What you need to do = For each line of the data below that holds "JSON", copy the line.

Dataset items:
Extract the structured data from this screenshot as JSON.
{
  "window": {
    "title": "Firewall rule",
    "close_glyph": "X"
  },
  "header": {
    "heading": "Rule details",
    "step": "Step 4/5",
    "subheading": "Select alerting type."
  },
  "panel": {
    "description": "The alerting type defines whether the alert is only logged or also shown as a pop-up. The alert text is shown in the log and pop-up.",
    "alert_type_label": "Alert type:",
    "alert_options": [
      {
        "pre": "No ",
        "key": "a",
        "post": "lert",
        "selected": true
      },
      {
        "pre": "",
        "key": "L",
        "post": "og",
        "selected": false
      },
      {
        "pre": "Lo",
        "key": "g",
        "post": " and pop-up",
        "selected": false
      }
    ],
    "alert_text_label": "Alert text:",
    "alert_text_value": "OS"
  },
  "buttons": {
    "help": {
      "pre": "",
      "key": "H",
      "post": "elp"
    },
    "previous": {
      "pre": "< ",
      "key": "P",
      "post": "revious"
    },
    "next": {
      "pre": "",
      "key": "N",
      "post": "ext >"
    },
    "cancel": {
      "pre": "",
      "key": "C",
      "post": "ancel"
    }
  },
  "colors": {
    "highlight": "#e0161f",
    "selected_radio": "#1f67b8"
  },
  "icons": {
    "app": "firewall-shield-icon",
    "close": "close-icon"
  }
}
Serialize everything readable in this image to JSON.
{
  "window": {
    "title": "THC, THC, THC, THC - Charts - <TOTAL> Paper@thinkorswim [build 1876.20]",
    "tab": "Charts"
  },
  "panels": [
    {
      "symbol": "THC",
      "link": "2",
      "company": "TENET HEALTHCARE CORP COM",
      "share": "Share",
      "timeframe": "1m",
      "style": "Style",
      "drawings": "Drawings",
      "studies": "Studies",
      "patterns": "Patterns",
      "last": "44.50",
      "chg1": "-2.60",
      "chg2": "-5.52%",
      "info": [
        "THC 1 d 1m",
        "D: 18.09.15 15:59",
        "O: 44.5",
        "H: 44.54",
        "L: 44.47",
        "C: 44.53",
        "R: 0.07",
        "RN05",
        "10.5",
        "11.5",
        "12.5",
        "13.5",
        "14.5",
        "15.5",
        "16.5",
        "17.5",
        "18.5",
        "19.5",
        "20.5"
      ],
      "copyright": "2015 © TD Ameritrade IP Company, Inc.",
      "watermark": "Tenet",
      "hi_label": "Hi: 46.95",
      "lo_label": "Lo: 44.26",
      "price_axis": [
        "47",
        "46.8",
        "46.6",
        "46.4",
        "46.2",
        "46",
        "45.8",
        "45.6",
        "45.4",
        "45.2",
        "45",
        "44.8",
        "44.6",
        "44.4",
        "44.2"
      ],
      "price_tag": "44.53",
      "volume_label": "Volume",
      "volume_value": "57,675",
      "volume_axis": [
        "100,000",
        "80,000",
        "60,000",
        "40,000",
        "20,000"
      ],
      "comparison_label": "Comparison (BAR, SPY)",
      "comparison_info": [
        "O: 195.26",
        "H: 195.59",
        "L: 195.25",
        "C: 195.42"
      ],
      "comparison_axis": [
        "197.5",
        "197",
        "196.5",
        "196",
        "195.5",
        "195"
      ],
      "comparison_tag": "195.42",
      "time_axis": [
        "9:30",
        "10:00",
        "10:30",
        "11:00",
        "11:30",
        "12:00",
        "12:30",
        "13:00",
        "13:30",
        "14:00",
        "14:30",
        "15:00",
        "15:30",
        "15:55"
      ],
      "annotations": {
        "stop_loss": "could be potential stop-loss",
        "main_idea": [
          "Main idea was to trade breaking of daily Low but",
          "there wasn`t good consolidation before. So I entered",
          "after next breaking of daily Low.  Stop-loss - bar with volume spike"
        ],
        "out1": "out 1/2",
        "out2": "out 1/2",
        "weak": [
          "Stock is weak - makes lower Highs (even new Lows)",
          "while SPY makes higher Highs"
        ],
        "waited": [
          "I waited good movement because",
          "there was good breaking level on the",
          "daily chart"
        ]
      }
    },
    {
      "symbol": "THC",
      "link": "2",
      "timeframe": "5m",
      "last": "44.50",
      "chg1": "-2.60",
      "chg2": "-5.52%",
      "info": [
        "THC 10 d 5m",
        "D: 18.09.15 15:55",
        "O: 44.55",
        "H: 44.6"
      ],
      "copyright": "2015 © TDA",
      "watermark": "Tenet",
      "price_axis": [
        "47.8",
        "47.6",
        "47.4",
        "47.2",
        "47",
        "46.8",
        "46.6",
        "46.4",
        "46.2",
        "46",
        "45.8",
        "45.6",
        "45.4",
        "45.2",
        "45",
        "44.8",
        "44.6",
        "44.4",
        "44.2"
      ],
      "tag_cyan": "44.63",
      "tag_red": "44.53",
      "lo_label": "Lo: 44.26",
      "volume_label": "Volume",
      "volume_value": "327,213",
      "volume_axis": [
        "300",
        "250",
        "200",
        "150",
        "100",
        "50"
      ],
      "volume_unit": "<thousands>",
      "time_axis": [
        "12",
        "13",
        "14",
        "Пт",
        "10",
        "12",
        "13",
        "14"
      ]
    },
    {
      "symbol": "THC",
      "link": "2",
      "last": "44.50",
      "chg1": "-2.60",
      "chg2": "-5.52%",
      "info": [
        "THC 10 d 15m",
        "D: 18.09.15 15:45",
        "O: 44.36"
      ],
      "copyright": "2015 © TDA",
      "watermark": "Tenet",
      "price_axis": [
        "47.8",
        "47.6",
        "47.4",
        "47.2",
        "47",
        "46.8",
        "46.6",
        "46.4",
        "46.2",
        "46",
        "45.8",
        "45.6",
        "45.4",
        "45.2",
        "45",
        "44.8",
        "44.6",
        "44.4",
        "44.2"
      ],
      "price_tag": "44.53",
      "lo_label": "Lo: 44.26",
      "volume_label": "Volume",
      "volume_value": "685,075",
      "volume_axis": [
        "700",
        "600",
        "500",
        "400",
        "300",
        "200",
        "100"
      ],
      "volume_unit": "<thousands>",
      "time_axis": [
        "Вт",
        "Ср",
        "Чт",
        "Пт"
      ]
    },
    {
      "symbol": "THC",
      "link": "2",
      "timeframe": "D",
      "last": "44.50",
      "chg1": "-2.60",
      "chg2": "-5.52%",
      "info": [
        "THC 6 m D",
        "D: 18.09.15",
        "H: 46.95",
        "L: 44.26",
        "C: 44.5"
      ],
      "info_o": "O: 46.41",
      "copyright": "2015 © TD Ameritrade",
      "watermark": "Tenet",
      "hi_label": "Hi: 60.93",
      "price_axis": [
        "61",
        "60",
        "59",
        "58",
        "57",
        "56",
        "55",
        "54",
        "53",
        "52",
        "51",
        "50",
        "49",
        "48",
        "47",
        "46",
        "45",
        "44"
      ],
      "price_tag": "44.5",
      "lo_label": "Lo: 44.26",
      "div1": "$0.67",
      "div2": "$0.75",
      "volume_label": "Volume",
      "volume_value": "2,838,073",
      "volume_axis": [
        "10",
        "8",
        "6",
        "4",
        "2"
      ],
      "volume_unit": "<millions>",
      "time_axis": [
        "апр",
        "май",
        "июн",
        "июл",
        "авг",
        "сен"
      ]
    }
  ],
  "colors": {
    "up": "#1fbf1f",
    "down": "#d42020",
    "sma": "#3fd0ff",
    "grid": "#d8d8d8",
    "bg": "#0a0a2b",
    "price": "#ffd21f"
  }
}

Written response =
Extract the structured data from this screenshot as JSON.
Serialize everything readable in this image to JSON.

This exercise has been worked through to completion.